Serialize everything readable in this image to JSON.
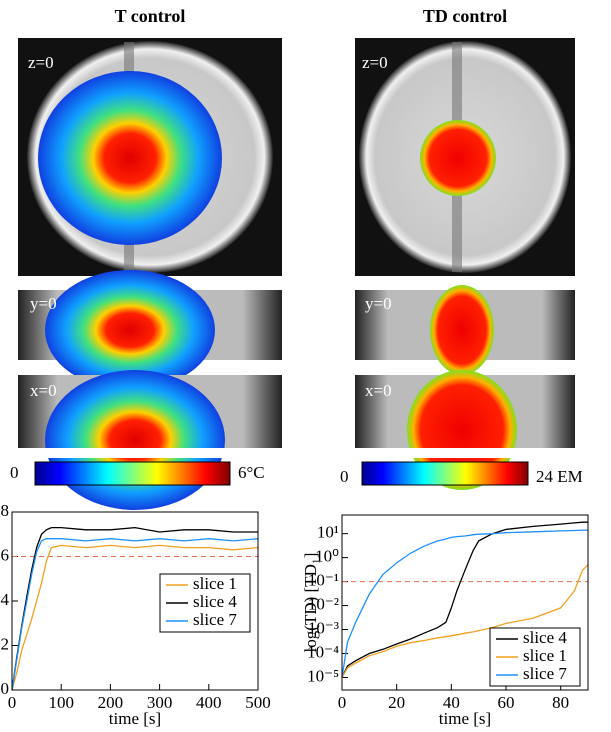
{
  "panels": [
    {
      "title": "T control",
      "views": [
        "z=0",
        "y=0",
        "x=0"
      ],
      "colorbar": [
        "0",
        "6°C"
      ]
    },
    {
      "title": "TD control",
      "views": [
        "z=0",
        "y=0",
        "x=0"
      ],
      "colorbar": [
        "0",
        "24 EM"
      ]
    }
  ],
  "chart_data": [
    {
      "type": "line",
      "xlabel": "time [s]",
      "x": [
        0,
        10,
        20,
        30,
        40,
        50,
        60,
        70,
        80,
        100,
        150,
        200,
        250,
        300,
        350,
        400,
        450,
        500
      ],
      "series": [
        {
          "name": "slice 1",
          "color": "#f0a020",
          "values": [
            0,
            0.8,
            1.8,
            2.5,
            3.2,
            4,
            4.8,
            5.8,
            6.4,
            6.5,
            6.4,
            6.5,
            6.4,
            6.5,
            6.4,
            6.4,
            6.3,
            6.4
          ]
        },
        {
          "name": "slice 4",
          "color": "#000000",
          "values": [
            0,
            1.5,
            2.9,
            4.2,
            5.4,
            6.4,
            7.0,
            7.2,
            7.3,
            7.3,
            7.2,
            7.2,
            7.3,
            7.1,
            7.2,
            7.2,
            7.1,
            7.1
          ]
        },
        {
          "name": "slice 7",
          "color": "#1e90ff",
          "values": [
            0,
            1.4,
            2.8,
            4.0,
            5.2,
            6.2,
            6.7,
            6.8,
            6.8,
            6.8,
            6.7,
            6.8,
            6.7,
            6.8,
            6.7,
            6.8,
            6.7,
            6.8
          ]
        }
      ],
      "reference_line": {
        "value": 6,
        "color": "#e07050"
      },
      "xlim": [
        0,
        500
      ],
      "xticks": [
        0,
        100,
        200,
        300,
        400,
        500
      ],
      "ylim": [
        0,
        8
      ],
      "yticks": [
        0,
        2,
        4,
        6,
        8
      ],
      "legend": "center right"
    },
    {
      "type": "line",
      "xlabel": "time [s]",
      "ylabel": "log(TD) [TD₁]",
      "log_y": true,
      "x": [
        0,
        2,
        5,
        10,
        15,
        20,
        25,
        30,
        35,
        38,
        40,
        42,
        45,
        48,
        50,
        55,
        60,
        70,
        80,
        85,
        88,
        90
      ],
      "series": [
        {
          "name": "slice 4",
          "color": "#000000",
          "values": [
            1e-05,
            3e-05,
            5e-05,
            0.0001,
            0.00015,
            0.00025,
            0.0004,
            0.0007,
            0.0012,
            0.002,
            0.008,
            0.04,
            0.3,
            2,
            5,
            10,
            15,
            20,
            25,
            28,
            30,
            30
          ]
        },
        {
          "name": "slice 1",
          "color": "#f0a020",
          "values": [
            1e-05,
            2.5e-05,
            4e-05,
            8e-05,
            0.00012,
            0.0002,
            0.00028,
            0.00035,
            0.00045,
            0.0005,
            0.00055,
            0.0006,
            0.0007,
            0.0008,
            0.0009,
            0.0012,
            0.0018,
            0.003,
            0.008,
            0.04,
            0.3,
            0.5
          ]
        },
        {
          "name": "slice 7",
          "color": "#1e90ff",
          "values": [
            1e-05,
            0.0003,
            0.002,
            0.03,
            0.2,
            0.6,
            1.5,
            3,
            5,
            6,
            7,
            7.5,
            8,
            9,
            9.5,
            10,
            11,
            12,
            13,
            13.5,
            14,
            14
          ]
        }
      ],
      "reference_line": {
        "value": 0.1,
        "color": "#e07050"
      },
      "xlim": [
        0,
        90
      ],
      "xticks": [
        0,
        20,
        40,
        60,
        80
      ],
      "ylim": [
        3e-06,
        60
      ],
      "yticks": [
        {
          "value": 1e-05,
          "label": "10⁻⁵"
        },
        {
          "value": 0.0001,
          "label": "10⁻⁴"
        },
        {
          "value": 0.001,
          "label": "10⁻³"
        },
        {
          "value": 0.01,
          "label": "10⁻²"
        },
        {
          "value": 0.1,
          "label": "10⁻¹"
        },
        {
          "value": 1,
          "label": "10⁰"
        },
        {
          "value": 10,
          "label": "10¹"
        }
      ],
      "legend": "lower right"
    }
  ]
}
...
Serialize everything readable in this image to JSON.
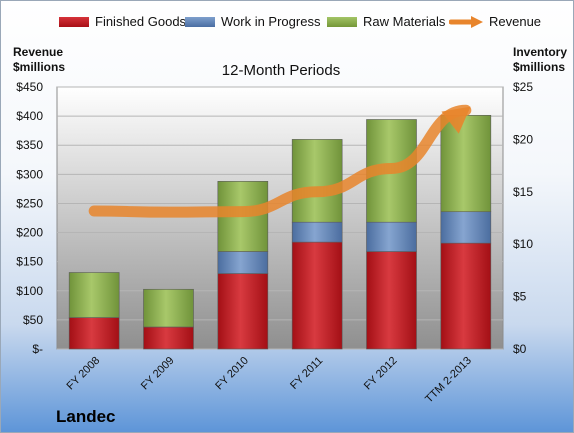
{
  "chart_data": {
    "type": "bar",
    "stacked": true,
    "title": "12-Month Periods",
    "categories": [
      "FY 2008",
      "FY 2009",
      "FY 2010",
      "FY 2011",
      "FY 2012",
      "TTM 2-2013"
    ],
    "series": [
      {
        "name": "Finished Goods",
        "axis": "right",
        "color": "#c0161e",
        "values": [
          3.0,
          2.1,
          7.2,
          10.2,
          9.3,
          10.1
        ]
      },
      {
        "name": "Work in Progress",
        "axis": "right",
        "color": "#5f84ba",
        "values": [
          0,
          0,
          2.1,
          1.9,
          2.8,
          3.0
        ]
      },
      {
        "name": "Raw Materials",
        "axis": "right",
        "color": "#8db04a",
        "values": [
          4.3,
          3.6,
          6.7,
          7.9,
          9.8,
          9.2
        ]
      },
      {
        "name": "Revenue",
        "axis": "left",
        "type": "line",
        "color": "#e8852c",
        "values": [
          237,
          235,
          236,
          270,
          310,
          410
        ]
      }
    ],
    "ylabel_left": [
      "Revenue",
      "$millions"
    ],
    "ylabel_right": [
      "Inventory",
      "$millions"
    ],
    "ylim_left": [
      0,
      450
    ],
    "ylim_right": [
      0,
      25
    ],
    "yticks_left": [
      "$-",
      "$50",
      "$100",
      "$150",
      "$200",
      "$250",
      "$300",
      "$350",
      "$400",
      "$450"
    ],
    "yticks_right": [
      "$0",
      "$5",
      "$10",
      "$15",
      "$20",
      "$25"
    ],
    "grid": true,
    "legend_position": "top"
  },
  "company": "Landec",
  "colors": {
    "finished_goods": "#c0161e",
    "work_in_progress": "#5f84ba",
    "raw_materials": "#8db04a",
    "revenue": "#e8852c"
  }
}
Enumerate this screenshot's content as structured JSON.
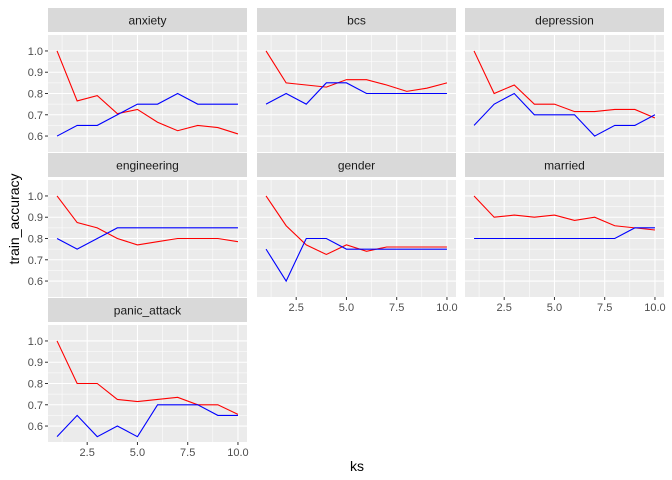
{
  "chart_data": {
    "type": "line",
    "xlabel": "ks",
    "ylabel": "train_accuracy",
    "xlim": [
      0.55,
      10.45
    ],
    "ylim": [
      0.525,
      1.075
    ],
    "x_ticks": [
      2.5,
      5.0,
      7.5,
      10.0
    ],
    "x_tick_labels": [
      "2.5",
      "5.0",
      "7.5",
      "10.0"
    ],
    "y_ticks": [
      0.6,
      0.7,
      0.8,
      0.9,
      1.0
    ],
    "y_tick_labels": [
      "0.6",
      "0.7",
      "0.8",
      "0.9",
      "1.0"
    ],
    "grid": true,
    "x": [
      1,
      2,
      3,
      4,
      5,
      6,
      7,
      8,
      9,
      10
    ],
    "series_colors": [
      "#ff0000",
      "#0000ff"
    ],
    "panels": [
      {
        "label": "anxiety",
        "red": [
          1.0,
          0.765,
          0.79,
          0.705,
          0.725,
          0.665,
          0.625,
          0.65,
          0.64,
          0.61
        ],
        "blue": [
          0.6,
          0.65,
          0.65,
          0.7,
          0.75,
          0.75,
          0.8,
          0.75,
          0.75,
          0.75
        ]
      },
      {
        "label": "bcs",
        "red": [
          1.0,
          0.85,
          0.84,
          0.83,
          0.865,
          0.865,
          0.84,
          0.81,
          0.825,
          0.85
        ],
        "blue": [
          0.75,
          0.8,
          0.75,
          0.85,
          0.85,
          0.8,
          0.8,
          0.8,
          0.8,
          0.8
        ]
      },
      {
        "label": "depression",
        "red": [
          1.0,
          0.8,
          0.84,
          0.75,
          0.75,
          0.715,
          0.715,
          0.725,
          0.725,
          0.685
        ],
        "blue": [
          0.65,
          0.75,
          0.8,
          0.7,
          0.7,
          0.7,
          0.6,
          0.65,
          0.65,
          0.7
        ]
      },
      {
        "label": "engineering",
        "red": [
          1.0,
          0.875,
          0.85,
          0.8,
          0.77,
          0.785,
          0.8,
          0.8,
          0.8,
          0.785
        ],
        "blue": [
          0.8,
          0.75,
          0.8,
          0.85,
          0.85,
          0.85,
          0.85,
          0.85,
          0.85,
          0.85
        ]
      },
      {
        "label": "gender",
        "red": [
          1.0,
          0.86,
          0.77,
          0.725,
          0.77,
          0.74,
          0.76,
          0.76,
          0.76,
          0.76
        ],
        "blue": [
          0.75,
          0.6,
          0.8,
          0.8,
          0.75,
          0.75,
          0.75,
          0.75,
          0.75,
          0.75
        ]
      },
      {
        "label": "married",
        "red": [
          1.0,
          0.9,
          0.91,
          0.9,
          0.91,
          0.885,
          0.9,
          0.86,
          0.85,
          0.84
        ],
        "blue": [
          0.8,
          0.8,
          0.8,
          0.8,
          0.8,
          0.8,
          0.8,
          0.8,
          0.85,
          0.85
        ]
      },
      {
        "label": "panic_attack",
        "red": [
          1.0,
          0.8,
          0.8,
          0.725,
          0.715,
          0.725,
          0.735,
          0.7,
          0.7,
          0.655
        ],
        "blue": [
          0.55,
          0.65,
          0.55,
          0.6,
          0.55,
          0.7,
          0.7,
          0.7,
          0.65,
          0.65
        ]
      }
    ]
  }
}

Exercise details:
Gather each line that holds "name".

Written solution:
          "name": "slice 1",
          "name": "slice 4",
          "name": "slice 7",
          "name": "slice 4",
          "name": "slice 1",
          "name": "slice 7",
        "name": "Finished Goods",
        "name": "Work in Progress",
        "name": "Raw Materials",
        "name": "Revenue",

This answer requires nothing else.